» EXERCISE INSTRUCTIONS: Copy all the data exactly, except the pictures.

** Begin MATERIAL FOR THIS TASK **

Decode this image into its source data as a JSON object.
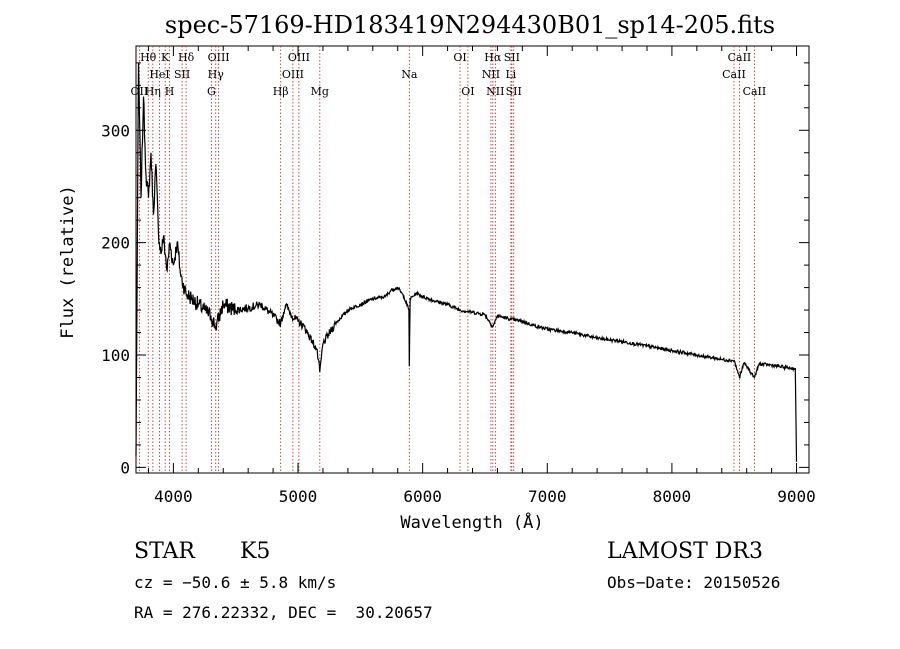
{
  "chart_data": {
    "type": "line",
    "title": "spec-57169-HD183419N294430B01_sp14-205.fits",
    "xlabel": "Wavelength (Å)",
    "ylabel": "Flux (relative)",
    "xlim": [
      3700,
      9100
    ],
    "ylim": [
      -5,
      375
    ],
    "x_ticks": [
      4000,
      5000,
      6000,
      7000,
      8000,
      9000
    ],
    "x_tick_labels": [
      "4000",
      "5000",
      "6000",
      "7000",
      "8000",
      "9000"
    ],
    "y_ticks": [
      0,
      100,
      200,
      300
    ],
    "y_tick_labels": [
      "0",
      "100",
      "200",
      "300"
    ],
    "grid": false,
    "series": [
      {
        "name": "spectrum",
        "x": [
          3700,
          3720,
          3740,
          3760,
          3780,
          3800,
          3820,
          3840,
          3860,
          3880,
          3900,
          3920,
          3950,
          3970,
          4000,
          4030,
          4060,
          4100,
          4150,
          4200,
          4250,
          4300,
          4340,
          4400,
          4500,
          4600,
          4700,
          4800,
          4861,
          4900,
          4950,
          5000,
          5050,
          5100,
          5150,
          5175,
          5200,
          5300,
          5400,
          5500,
          5600,
          5700,
          5750,
          5800,
          5850,
          5890,
          5893,
          5900,
          5950,
          6000,
          6100,
          6200,
          6300,
          6400,
          6500,
          6563,
          6600,
          6700,
          6800,
          6900,
          7000,
          7200,
          7400,
          7600,
          7800,
          8000,
          8200,
          8400,
          8500,
          8542,
          8580,
          8662,
          8700,
          8800,
          8900,
          8990,
          9000
        ],
        "values": [
          10,
          360,
          240,
          330,
          260,
          240,
          280,
          225,
          270,
          210,
          190,
          205,
          175,
          200,
          180,
          200,
          170,
          155,
          150,
          145,
          140,
          135,
          125,
          145,
          140,
          142,
          145,
          135,
          128,
          145,
          135,
          130,
          125,
          115,
          105,
          85,
          110,
          128,
          140,
          145,
          150,
          152,
          158,
          160,
          152,
          140,
          90,
          150,
          155,
          152,
          148,
          145,
          140,
          138,
          136,
          125,
          135,
          132,
          130,
          126,
          123,
          120,
          115,
          112,
          108,
          104,
          100,
          96,
          95,
          80,
          93,
          80,
          92,
          91,
          89,
          88,
          5
        ]
      }
    ],
    "line_labels": [
      {
        "text": "OII",
        "x": 3727,
        "row": 3
      },
      {
        "text": "Hθ",
        "x": 3798,
        "row": 1
      },
      {
        "text": "Hη",
        "x": 3835,
        "row": 3
      },
      {
        "text": "K",
        "x": 3934,
        "row": 1
      },
      {
        "text": "HeI",
        "x": 3889,
        "row": 2
      },
      {
        "text": "H",
        "x": 3969,
        "row": 3
      },
      {
        "text": "SII",
        "x": 4070,
        "row": 2
      },
      {
        "text": "Hδ",
        "x": 4102,
        "row": 1
      },
      {
        "text": "OIII",
        "x": 4363,
        "row": 1
      },
      {
        "text": "Hγ",
        "x": 4340,
        "row": 2
      },
      {
        "text": "G",
        "x": 4305,
        "row": 3
      },
      {
        "text": "OIII",
        "x": 5007,
        "row": 1
      },
      {
        "text": "OIII",
        "x": 4959,
        "row": 2
      },
      {
        "text": "Hβ",
        "x": 4861,
        "row": 3
      },
      {
        "text": "Mg",
        "x": 5175,
        "row": 3
      },
      {
        "text": "Na",
        "x": 5893,
        "row": 2
      },
      {
        "text": "OI",
        "x": 6300,
        "row": 1
      },
      {
        "text": "OI",
        "x": 6363,
        "row": 3
      },
      {
        "text": "Hα",
        "x": 6563,
        "row": 1
      },
      {
        "text": "SII",
        "x": 6716,
        "row": 1
      },
      {
        "text": "NII",
        "x": 6548,
        "row": 2
      },
      {
        "text": "Li",
        "x": 6708,
        "row": 2
      },
      {
        "text": "NII",
        "x": 6583,
        "row": 3
      },
      {
        "text": "SII",
        "x": 6731,
        "row": 3
      },
      {
        "text": "CaII",
        "x": 8542,
        "row": 1
      },
      {
        "text": "CaII",
        "x": 8498,
        "row": 2
      },
      {
        "text": "CaII",
        "x": 8662,
        "row": 3
      }
    ]
  },
  "info": {
    "class_label": "STAR",
    "subclass": "K5",
    "survey": "LAMOST DR3",
    "cz": "cz = −50.6 ± 5.8 km/s",
    "obs_date": "Obs−Date: 20150526",
    "coords": "RA = 276.22332, DEC =  30.20657"
  },
  "colors": {
    "line_marker": "#b22222",
    "spectrum": "#000000",
    "axes": "#000000",
    "background": "#ffffff"
  }
}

** End MATERIAL FOR THIS TASK **

» RESPONSE TO THIS TASK:
Decode this image into its source data as a JSON object.
{
  "chart_data": {
    "type": "line",
    "title": "spec-57169-HD183419N294430B01_sp14-205.fits",
    "xlabel": "Wavelength (Å)",
    "ylabel": "Flux (relative)",
    "xlim": [
      3700,
      9100
    ],
    "ylim": [
      -5,
      375
    ],
    "x_ticks": [
      4000,
      5000,
      6000,
      7000,
      8000,
      9000
    ],
    "x_tick_labels": [
      "4000",
      "5000",
      "6000",
      "7000",
      "8000",
      "9000"
    ],
    "y_ticks": [
      0,
      100,
      200,
      300
    ],
    "y_tick_labels": [
      "0",
      "100",
      "200",
      "300"
    ],
    "grid": false,
    "series": [
      {
        "name": "spectrum",
        "x": [
          3700,
          3720,
          3740,
          3760,
          3780,
          3800,
          3820,
          3840,
          3860,
          3880,
          3900,
          3920,
          3950,
          3970,
          4000,
          4030,
          4060,
          4100,
          4150,
          4200,
          4250,
          4300,
          4340,
          4400,
          4500,
          4600,
          4700,
          4800,
          4861,
          4900,
          4950,
          5000,
          5050,
          5100,
          5150,
          5175,
          5200,
          5300,
          5400,
          5500,
          5600,
          5700,
          5750,
          5800,
          5850,
          5890,
          5893,
          5900,
          5950,
          6000,
          6100,
          6200,
          6300,
          6400,
          6500,
          6563,
          6600,
          6700,
          6800,
          6900,
          7000,
          7200,
          7400,
          7600,
          7800,
          8000,
          8200,
          8400,
          8500,
          8542,
          8580,
          8662,
          8700,
          8800,
          8900,
          8990,
          9000
        ],
        "values": [
          10,
          360,
          240,
          330,
          260,
          240,
          280,
          225,
          270,
          210,
          190,
          205,
          175,
          200,
          180,
          200,
          170,
          155,
          150,
          145,
          140,
          135,
          125,
          145,
          140,
          142,
          145,
          135,
          128,
          145,
          135,
          130,
          125,
          115,
          105,
          85,
          110,
          128,
          140,
          145,
          150,
          152,
          158,
          160,
          152,
          140,
          90,
          150,
          155,
          152,
          148,
          145,
          140,
          138,
          136,
          125,
          135,
          132,
          130,
          126,
          123,
          120,
          115,
          112,
          108,
          104,
          100,
          96,
          95,
          80,
          93,
          80,
          92,
          91,
          89,
          88,
          5
        ]
      }
    ],
    "line_labels": [
      {
        "text": "OII",
        "x": 3727,
        "row": 3
      },
      {
        "text": "Hθ",
        "x": 3798,
        "row": 1
      },
      {
        "text": "Hη",
        "x": 3835,
        "row": 3
      },
      {
        "text": "K",
        "x": 3934,
        "row": 1
      },
      {
        "text": "HeI",
        "x": 3889,
        "row": 2
      },
      {
        "text": "H",
        "x": 3969,
        "row": 3
      },
      {
        "text": "SII",
        "x": 4070,
        "row": 2
      },
      {
        "text": "Hδ",
        "x": 4102,
        "row": 1
      },
      {
        "text": "OIII",
        "x": 4363,
        "row": 1
      },
      {
        "text": "Hγ",
        "x": 4340,
        "row": 2
      },
      {
        "text": "G",
        "x": 4305,
        "row": 3
      },
      {
        "text": "OIII",
        "x": 5007,
        "row": 1
      },
      {
        "text": "OIII",
        "x": 4959,
        "row": 2
      },
      {
        "text": "Hβ",
        "x": 4861,
        "row": 3
      },
      {
        "text": "Mg",
        "x": 5175,
        "row": 3
      },
      {
        "text": "Na",
        "x": 5893,
        "row": 2
      },
      {
        "text": "OI",
        "x": 6300,
        "row": 1
      },
      {
        "text": "OI",
        "x": 6363,
        "row": 3
      },
      {
        "text": "Hα",
        "x": 6563,
        "row": 1
      },
      {
        "text": "SII",
        "x": 6716,
        "row": 1
      },
      {
        "text": "NII",
        "x": 6548,
        "row": 2
      },
      {
        "text": "Li",
        "x": 6708,
        "row": 2
      },
      {
        "text": "NII",
        "x": 6583,
        "row": 3
      },
      {
        "text": "SII",
        "x": 6731,
        "row": 3
      },
      {
        "text": "CaII",
        "x": 8542,
        "row": 1
      },
      {
        "text": "CaII",
        "x": 8498,
        "row": 2
      },
      {
        "text": "CaII",
        "x": 8662,
        "row": 3
      }
    ]
  },
  "info": {
    "class_label": "STAR",
    "subclass": "K5",
    "survey": "LAMOST DR3",
    "cz": "cz = −50.6 ± 5.8 km/s",
    "obs_date": "Obs−Date: 20150526",
    "coords": "RA = 276.22332, DEC =  30.20657"
  },
  "colors": {
    "line_marker": "#b22222",
    "spectrum": "#000000",
    "axes": "#000000",
    "background": "#ffffff"
  }
}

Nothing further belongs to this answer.